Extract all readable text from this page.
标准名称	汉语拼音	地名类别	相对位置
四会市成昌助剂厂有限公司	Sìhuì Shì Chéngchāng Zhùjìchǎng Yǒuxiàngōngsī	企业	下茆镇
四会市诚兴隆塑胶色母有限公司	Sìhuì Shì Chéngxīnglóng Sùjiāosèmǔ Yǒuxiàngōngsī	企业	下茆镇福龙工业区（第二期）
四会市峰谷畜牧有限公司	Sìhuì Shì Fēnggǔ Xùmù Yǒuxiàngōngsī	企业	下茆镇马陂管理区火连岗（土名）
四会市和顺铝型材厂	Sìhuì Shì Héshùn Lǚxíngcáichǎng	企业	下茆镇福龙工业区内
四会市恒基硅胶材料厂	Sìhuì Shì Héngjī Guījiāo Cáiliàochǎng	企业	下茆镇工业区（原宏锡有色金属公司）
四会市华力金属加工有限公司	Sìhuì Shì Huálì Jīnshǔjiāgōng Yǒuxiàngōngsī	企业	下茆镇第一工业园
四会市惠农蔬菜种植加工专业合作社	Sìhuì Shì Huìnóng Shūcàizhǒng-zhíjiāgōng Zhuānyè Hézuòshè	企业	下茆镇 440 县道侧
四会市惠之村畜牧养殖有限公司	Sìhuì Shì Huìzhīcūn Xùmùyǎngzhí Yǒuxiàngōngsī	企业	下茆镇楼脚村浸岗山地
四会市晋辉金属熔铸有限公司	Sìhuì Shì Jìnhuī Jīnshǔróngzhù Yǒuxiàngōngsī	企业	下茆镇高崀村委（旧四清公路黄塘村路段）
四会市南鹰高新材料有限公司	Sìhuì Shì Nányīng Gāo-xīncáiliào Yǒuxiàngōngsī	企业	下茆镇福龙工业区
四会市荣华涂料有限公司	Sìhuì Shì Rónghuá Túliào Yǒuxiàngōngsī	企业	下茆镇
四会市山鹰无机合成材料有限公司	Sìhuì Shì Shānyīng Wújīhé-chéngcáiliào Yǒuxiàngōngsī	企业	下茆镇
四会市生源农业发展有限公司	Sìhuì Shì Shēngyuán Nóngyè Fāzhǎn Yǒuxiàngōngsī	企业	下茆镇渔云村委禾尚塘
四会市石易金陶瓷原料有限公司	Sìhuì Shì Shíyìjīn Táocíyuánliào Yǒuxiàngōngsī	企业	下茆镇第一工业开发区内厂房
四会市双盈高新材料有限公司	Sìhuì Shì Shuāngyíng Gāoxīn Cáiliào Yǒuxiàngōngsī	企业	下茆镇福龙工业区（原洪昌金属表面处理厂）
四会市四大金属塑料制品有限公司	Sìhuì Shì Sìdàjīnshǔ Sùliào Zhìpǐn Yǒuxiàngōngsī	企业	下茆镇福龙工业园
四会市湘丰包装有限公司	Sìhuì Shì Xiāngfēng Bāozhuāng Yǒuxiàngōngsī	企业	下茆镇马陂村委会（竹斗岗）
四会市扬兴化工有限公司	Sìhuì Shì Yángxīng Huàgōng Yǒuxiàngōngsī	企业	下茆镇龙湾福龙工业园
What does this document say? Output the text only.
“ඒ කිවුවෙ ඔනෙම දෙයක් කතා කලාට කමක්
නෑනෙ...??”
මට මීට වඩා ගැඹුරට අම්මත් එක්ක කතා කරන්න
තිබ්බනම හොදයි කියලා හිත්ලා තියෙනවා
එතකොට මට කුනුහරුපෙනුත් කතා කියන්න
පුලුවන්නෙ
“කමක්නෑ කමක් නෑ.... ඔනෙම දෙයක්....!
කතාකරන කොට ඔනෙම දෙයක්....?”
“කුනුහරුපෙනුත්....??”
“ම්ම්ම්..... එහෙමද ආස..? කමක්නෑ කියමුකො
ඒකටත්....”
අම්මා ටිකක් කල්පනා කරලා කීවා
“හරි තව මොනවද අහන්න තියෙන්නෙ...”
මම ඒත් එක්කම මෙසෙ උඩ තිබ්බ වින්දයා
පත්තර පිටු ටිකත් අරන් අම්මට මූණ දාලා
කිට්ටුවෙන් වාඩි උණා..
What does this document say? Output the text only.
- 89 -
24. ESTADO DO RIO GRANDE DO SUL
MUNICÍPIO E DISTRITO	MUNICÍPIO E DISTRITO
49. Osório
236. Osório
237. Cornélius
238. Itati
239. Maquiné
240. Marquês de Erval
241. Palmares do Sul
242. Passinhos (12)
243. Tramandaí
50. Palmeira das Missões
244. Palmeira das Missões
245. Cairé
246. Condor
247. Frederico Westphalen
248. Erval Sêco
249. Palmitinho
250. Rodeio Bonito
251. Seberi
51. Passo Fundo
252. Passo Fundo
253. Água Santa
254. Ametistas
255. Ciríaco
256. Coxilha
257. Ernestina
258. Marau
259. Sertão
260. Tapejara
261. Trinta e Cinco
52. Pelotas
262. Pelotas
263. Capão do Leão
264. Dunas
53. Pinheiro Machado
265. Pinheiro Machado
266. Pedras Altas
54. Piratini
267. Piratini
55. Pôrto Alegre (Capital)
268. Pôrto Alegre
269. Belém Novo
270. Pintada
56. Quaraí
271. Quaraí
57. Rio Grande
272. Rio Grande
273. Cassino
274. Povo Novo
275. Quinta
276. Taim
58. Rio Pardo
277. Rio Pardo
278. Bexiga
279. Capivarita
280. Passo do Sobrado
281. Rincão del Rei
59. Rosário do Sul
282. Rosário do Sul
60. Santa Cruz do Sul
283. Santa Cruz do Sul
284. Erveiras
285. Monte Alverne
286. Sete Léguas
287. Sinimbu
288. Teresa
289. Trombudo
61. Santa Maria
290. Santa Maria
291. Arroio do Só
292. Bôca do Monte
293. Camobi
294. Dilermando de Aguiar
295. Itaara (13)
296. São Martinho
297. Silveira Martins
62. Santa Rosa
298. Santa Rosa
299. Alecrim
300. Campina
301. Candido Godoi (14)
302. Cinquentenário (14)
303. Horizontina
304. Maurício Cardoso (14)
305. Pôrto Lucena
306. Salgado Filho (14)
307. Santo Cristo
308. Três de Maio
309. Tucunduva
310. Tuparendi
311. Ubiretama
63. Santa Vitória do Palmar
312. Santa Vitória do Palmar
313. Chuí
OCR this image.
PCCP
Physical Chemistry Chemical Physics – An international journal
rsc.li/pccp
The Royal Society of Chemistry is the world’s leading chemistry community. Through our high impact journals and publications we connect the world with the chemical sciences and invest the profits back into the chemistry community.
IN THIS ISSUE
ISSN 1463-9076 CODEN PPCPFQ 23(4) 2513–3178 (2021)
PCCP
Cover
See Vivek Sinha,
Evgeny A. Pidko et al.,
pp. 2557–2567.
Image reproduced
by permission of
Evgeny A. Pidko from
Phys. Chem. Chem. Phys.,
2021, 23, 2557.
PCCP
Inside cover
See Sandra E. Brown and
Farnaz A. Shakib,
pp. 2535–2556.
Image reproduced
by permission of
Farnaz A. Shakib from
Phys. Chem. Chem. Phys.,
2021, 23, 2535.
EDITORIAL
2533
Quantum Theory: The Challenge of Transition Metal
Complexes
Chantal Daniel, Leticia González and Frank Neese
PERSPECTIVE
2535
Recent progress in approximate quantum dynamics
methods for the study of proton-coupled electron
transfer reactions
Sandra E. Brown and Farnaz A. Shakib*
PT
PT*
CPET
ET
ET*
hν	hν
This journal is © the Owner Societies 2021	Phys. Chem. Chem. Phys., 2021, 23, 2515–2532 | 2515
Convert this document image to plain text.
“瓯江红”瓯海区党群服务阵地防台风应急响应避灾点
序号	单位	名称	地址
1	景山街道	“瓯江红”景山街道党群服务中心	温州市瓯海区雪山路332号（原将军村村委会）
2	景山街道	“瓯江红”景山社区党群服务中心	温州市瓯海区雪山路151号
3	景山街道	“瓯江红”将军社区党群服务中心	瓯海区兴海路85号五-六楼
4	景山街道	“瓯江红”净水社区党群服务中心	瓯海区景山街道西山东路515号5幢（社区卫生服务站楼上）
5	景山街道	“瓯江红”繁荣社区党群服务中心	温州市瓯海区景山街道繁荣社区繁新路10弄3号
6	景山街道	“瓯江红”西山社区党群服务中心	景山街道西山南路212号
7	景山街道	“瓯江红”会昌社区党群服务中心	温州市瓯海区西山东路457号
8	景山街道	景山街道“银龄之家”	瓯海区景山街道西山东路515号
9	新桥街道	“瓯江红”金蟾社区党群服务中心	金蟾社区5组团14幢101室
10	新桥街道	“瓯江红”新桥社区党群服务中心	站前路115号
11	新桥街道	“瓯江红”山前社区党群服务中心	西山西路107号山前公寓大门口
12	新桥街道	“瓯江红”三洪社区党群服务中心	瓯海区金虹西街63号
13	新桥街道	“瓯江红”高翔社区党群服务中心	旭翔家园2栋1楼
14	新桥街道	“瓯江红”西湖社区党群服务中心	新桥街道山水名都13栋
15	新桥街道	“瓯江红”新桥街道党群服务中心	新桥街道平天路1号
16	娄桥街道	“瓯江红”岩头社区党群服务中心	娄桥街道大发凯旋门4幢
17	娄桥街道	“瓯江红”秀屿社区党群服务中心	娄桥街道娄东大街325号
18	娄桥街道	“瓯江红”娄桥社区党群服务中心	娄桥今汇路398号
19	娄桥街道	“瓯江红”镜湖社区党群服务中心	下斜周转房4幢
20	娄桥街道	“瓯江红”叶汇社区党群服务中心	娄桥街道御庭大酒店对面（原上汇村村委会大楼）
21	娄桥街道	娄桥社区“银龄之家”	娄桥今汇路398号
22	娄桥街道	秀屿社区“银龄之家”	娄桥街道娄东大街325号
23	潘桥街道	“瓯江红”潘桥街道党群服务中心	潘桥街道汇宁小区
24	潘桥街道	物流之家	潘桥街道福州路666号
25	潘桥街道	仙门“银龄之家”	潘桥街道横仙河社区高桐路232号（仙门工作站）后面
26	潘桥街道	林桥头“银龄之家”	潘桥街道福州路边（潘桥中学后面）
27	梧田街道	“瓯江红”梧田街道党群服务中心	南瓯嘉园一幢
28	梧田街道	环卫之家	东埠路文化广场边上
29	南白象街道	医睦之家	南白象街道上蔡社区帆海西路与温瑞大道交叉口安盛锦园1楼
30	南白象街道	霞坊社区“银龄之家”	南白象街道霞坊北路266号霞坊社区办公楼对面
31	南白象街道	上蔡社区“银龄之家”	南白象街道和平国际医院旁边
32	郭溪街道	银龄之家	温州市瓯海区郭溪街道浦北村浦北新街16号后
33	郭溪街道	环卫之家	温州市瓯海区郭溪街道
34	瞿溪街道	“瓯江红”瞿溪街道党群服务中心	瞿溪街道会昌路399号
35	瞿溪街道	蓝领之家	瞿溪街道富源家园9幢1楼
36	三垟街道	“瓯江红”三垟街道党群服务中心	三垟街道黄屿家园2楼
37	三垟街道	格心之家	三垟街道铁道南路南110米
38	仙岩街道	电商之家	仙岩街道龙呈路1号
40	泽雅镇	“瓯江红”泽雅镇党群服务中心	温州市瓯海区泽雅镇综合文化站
══════════
What to do ▸ Copy each line of the listing that includes "Machado".

Solved problem ▸
53. Pinheiro Machado
265. Pinheiro Machado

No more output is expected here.